__Stated exercise__
Repeat every entry word for word, skipping the pictures.

__Items listed in a dataset__
+--

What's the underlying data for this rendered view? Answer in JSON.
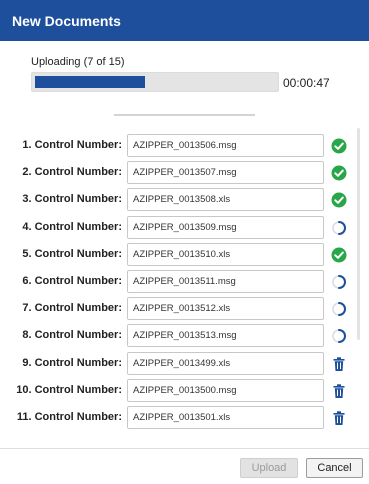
{
  "dialog": {
    "title": "New Documents"
  },
  "upload": {
    "status_text": "Uploading (7 of 15)",
    "progress_fraction": 0.46,
    "elapsed": "00:00:47",
    "accent_color": "#1d4f9c"
  },
  "rows": [
    {
      "label": "1. Control Number:",
      "value": "AZIPPER_0013506.msg",
      "status": "check-circle-icon"
    },
    {
      "label": "2. Control Number:",
      "value": "AZIPPER_0013507.msg",
      "status": "check-circle-icon"
    },
    {
      "label": "3. Control Number:",
      "value": "AZIPPER_0013508.xls",
      "status": "check-circle-icon"
    },
    {
      "label": "4. Control Number:",
      "value": "AZIPPER_0013509.msg",
      "status": "spinner-icon"
    },
    {
      "label": "5. Control Number:",
      "value": "AZIPPER_0013510.xls",
      "status": "check-circle-icon"
    },
    {
      "label": "6. Control Number:",
      "value": "AZIPPER_0013511.msg",
      "status": "spinner-icon"
    },
    {
      "label": "7. Control Number:",
      "value": "AZIPPER_0013512.xls",
      "status": "spinner-icon"
    },
    {
      "label": "8. Control Number:",
      "value": "AZIPPER_0013513.msg",
      "status": "spinner-icon"
    },
    {
      "label": "9. Control Number:",
      "value": "AZIPPER_0013499.xls",
      "status": "trash-icon"
    },
    {
      "label": "10. Control Number:",
      "value": "AZIPPER_0013500.msg",
      "status": "trash-icon"
    },
    {
      "label": "11. Control Number:",
      "value": "AZIPPER_0013501.xls",
      "status": "trash-icon"
    }
  ],
  "colors": {
    "success": "#2aa64a",
    "trash": "#1d4f9c",
    "spinner": "#1d4f9c"
  },
  "footer": {
    "upload_label": "Upload",
    "cancel_label": "Cancel"
  }
}
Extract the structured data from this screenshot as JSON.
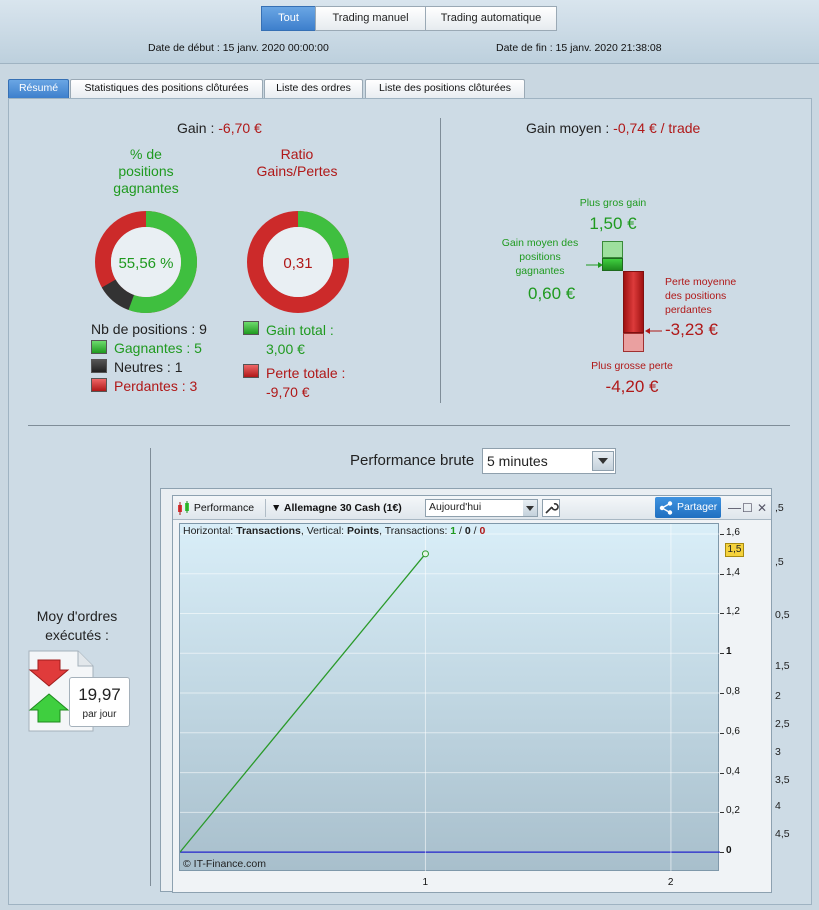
{
  "header": {
    "buttons": [
      "Tout",
      "Trading manuel",
      "Trading automatique"
    ],
    "start_date": "Date de début : 15 janv. 2020 00:00:00",
    "end_date": "Date de fin : 15 janv. 2020 21:38:08"
  },
  "tabs": [
    "Résumé",
    "Statistiques des positions clôturées",
    "Liste des ordres",
    "Liste des positions clôturées"
  ],
  "summary": {
    "gain_label": "Gain : ",
    "gain_value": "-6,70 €",
    "win_title": [
      "% de",
      "positions",
      "gagnantes"
    ],
    "win_pct": "55,56 %",
    "win_fraction": 0.5556,
    "neutral_fraction": 0.1111,
    "ratio_title": [
      "Ratio",
      "Gains/Pertes"
    ],
    "ratio_value": "0,31",
    "ratio_fraction": 0.2362,
    "nb_positions": "Nb de positions : 9",
    "gagnantes": "Gagnantes : 5",
    "neutres": "Neutres : 1",
    "perdantes": "Perdantes : 3",
    "gain_total_label": "Gain total :",
    "gain_total_value": "3,00 €",
    "perte_totale_label": "Perte totale :",
    "perte_totale_value": "-9,70 €",
    "colors": {
      "green": "#3fbf3f",
      "red": "#cc2a2a",
      "dark": "#333333"
    }
  },
  "average": {
    "label": "Gain moyen : ",
    "value": "-0,74 € / trade",
    "plus_gros_gain_label": "Plus gros gain",
    "plus_gros_gain_value": "1,50 €",
    "gain_moyen_label": [
      "Gain moyen des",
      "positions",
      "gagnantes"
    ],
    "gain_moyen_value": "0,60 €",
    "perte_moyenne_label": [
      "Perte moyenne",
      "des positions",
      "perdantes"
    ],
    "perte_moyenne_value": "-3,23 €",
    "plus_grosse_perte_label": "Plus grosse perte",
    "plus_grosse_perte_value": "-4,20 €"
  },
  "orders": {
    "label": [
      "Moy d'ordres",
      "exécutés :"
    ],
    "value": "19,97",
    "unit": "par jour"
  },
  "performance": {
    "label": "Performance brute",
    "interval": "5 minutes",
    "toolbar": {
      "performance": "Performance",
      "instrument": "Allemagne 30 Cash (1€)",
      "period": "Aujourd'hui",
      "share": "Partager"
    },
    "info": {
      "h_label": "Horizontal: ",
      "h_value": "Transactions",
      "v_label": ", Vertical: ",
      "v_value": "Points",
      "t_label": ", Transactions: ",
      "t_win": "1",
      "t_sep1": " / ",
      "t_neutral": "0",
      "t_sep2": " / ",
      "t_loss": "0"
    },
    "copyright": "© IT-Finance.com",
    "current_value_badge": "1,5"
  },
  "chart_data": {
    "type": "line",
    "x": [
      0,
      1
    ],
    "y": [
      0,
      1.5
    ],
    "xlim": [
      0,
      2.2
    ],
    "ylim": [
      -0.1,
      1.65
    ],
    "x_ticks": [
      "1",
      "2"
    ],
    "y_ticks": [
      "1,6",
      "1,4",
      "1,2",
      "1",
      "0,8",
      "0,6",
      "0,4",
      "0,2",
      "0"
    ],
    "y_tick_values": [
      1.6,
      1.4,
      1.2,
      1.0,
      0.8,
      0.6,
      0.4,
      0.2,
      0
    ],
    "grid": true,
    "line_color": "#2a9a2a",
    "zero_line_color": "#2222cc"
  },
  "background_chart_ticks": [
    ",5",
    ",5",
    "0,5",
    "1,5",
    "2",
    "2,5",
    "3",
    "3,5",
    "4",
    "4,5"
  ]
}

+--

__Task result__
What's the underlying data for this rendered view? Answer in JSON.
{
  "dialog": {
    "title": "New Documents"
  },
  "upload": {
    "status_text": "Uploading (7 of 15)",
    "progress_fraction": 0.46,
    "elapsed": "00:00:47",
    "accent_color": "#1d4f9c"
  },
  "rows": [
    {
      "label": "1. Control Number:",
      "value": "AZIPPER_0013506.msg",
      "status": "check-circle-icon"
    },
    {
      "label": "2. Control Number:",
      "value": "AZIPPER_0013507.msg",
      "status": "check-circle-icon"
    },
    {
      "label": "3. Control Number:",
      "value": "AZIPPER_0013508.xls",
      "status": "check-circle-icon"
    },
    {
      "label": "4. Control Number:",
      "value": "AZIPPER_0013509.msg",
      "status": "spinner-icon"
    },
    {
      "label": "5. Control Number:",
      "value": "AZIPPER_0013510.xls",
      "status": "check-circle-icon"
    },
    {
      "label": "6. Control Number:",
      "value": "AZIPPER_0013511.msg",
      "status": "spinner-icon"
    },
    {
      "label": "7. Control Number:",
      "value": "AZIPPER_0013512.xls",
      "status": "spinner-icon"
    },
    {
      "label": "8. Control Number:",
      "value": "AZIPPER_0013513.msg",
      "status": "spinner-icon"
    },
    {
      "label": "9. Control Number:",
      "value": "AZIPPER_0013499.xls",
      "status": "trash-icon"
    },
    {
      "label": "10. Control Number:",
      "value": "AZIPPER_0013500.msg",
      "status": "trash-icon"
    },
    {
      "label": "11. Control Number:",
      "value": "AZIPPER_0013501.xls",
      "status": "trash-icon"
    }
  ],
  "colors": {
    "success": "#2aa64a",
    "trash": "#1d4f9c",
    "spinner": "#1d4f9c"
  },
  "footer": {
    "upload_label": "Upload",
    "cancel_label": "Cancel"
  }
}
Extract the structured data from this screenshot as JSON.
{
  "header": {
    "buttons": [
      "Tout",
      "Trading manuel",
      "Trading automatique"
    ],
    "start_date": "Date de début : 15 janv. 2020 00:00:00",
    "end_date": "Date de fin : 15 janv. 2020 21:38:08"
  },
  "tabs": [
    "Résumé",
    "Statistiques des positions clôturées",
    "Liste des ordres",
    "Liste des positions clôturées"
  ],
  "summary": {
    "gain_label": "Gain : ",
    "gain_value": "-6,70 €",
    "win_title": [
      "% de",
      "positions",
      "gagnantes"
    ],
    "win_pct": "55,56 %",
    "win_fraction": 0.5556,
    "neutral_fraction": 0.1111,
    "ratio_title": [
      "Ratio",
      "Gains/Pertes"
    ],
    "ratio_value": "0,31",
    "ratio_fraction": 0.2362,
    "nb_positions": "Nb de positions : 9",
    "gagnantes": "Gagnantes : 5",
    "neutres": "Neutres : 1",
    "perdantes": "Perdantes : 3",
    "gain_total_label": "Gain total :",
    "gain_total_value": "3,00 €",
    "perte_totale_label": "Perte totale :",
    "perte_totale_value": "-9,70 €",
    "colors": {
      "green": "#3fbf3f",
      "red": "#cc2a2a",
      "dark": "#333333"
    }
  },
  "average": {
    "label": "Gain moyen : ",
    "value": "-0,74 € / trade",
    "plus_gros_gain_label": "Plus gros gain",
    "plus_gros_gain_value": "1,50 €",
    "gain_moyen_label": [
      "Gain moyen des",
      "positions",
      "gagnantes"
    ],
    "gain_moyen_value": "0,60 €",
    "perte_moyenne_label": [
      "Perte moyenne",
      "des positions",
      "perdantes"
    ],
    "perte_moyenne_value": "-3,23 €",
    "plus_grosse_perte_label": "Plus grosse perte",
    "plus_grosse_perte_value": "-4,20 €"
  },
  "orders": {
    "label": [
      "Moy d'ordres",
      "exécutés :"
    ],
    "value": "19,97",
    "unit": "par jour"
  },
  "performance": {
    "label": "Performance brute",
    "interval": "5 minutes",
    "toolbar": {
      "performance": "Performance",
      "instrument": "Allemagne 30 Cash (1€)",
      "period": "Aujourd'hui",
      "share": "Partager"
    },
    "info": {
      "h_label": "Horizontal: ",
      "h_value": "Transactions",
      "v_label": ", Vertical: ",
      "v_value": "Points",
      "t_label": ", Transactions: ",
      "t_win": "1",
      "t_sep1": " / ",
      "t_neutral": "0",
      "t_sep2": " / ",
      "t_loss": "0"
    },
    "copyright": "© IT-Finance.com",
    "current_value_badge": "1,5"
  },
  "chart_data": {
    "type": "line",
    "x": [
      0,
      1
    ],
    "y": [
      0,
      1.5
    ],
    "xlim": [
      0,
      2.2
    ],
    "ylim": [
      -0.1,
      1.65
    ],
    "x_ticks": [
      "1",
      "2"
    ],
    "y_ticks": [
      "1,6",
      "1,4",
      "1,2",
      "1",
      "0,8",
      "0,6",
      "0,4",
      "0,2",
      "0"
    ],
    "y_tick_values": [
      1.6,
      1.4,
      1.2,
      1.0,
      0.8,
      0.6,
      0.4,
      0.2,
      0
    ],
    "grid": true,
    "line_color": "#2a9a2a",
    "zero_line_color": "#2222cc"
  },
  "background_chart_ticks": [
    ",5",
    ",5",
    "0,5",
    "1,5",
    "2",
    "2,5",
    "3",
    "3,5",
    "4",
    "4,5"
  ]
}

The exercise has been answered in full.